Stored data entries
>>>

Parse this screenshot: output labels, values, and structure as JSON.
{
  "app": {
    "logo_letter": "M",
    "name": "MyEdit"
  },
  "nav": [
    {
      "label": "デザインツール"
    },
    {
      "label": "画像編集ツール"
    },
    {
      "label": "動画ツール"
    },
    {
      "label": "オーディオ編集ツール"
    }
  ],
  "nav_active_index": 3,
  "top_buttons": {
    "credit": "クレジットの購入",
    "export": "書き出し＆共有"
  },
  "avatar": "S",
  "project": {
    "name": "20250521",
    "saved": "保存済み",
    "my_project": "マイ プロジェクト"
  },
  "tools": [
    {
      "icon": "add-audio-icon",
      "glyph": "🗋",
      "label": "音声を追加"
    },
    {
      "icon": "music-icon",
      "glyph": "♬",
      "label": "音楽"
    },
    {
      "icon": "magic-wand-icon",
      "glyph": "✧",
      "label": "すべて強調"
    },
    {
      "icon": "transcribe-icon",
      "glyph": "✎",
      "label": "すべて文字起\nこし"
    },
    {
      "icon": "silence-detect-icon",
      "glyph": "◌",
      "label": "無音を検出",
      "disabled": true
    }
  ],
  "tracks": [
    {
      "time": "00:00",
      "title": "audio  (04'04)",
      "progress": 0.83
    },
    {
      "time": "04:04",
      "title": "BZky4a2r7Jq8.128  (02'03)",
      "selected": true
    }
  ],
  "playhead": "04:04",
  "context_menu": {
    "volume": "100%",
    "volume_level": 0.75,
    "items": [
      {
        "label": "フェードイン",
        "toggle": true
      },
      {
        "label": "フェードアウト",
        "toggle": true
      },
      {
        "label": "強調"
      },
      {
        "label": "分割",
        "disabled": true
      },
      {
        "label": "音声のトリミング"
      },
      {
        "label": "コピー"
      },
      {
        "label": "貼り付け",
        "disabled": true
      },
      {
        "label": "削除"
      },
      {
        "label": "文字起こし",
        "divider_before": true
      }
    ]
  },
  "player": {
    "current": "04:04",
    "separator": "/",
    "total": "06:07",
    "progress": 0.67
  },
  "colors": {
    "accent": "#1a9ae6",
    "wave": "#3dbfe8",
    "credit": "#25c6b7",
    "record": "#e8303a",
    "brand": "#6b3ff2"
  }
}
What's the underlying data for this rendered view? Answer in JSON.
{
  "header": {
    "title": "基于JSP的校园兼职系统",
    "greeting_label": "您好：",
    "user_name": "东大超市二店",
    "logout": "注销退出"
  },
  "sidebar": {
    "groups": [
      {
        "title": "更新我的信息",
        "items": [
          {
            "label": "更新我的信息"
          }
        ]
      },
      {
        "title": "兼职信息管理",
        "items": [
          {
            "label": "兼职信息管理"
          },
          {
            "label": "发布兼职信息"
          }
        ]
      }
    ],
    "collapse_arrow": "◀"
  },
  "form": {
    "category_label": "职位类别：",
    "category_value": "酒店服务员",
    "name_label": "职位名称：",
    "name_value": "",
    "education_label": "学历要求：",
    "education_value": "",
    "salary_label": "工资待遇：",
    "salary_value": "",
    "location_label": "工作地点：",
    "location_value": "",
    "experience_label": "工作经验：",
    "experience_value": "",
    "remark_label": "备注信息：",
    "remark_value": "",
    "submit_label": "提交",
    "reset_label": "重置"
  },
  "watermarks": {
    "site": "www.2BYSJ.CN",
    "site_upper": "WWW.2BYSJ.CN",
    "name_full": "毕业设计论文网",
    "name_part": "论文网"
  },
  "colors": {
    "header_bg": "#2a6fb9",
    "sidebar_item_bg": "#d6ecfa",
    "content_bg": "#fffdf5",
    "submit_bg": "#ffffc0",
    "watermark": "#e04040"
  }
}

<<<

**Exercise objective**
Transcribe only the trailing portion of the entries above: the line that contains "What's the underlying" and each line after it.

**Task response**
What's the underlying data for this rendered view? Answer in JSON.
{
  "header": {
    "title": "基于JSP的校园兼职系统",
    "greeting_label": "您好：",
    "user_name": "东大超市二店",
    "logout": "注销退出"
  },
  "sidebar": {
    "groups": [
      {
        "title": "更新我的信息",
        "items": [
          {
            "label": "更新我的信息"
          }
        ]
      },
      {
        "title": "兼职信息管理",
        "items": [
          {
            "label": "兼职信息管理"
          },
          {
            "label": "发布兼职信息"
          }
        ]
      }
    ],
    "collapse_arrow": "◀"
  },
  "form": {
    "category_label": "职位类别：",
    "category_value": "酒店服务员",
    "name_label": "职位名称：",
    "name_value": "",
    "education_label": "学历要求：",
    "education_value": "",
    "salary_label": "工资待遇：",
    "salary_value": "",
    "location_label": "工作地点：",
    "location_value": "",
    "experience_label": "工作经验：",
    "experience_value": "",
    "remark_label": "备注信息：",
    "remark_value": "",
    "submit_label": "提交",
    "reset_label": "重置"
  },
  "watermarks": {
    "site": "www.2BYSJ.CN",
    "site_upper": "WWW.2BYSJ.CN",
    "name_full": "毕业设计论文网",
    "name_part": "论文网"
  },
  "colors": {
    "header_bg": "#2a6fb9",
    "sidebar_item_bg": "#d6ecfa",
    "content_bg": "#fffdf5",
    "submit_bg": "#ffffc0",
    "watermark": "#e04040"
  }
}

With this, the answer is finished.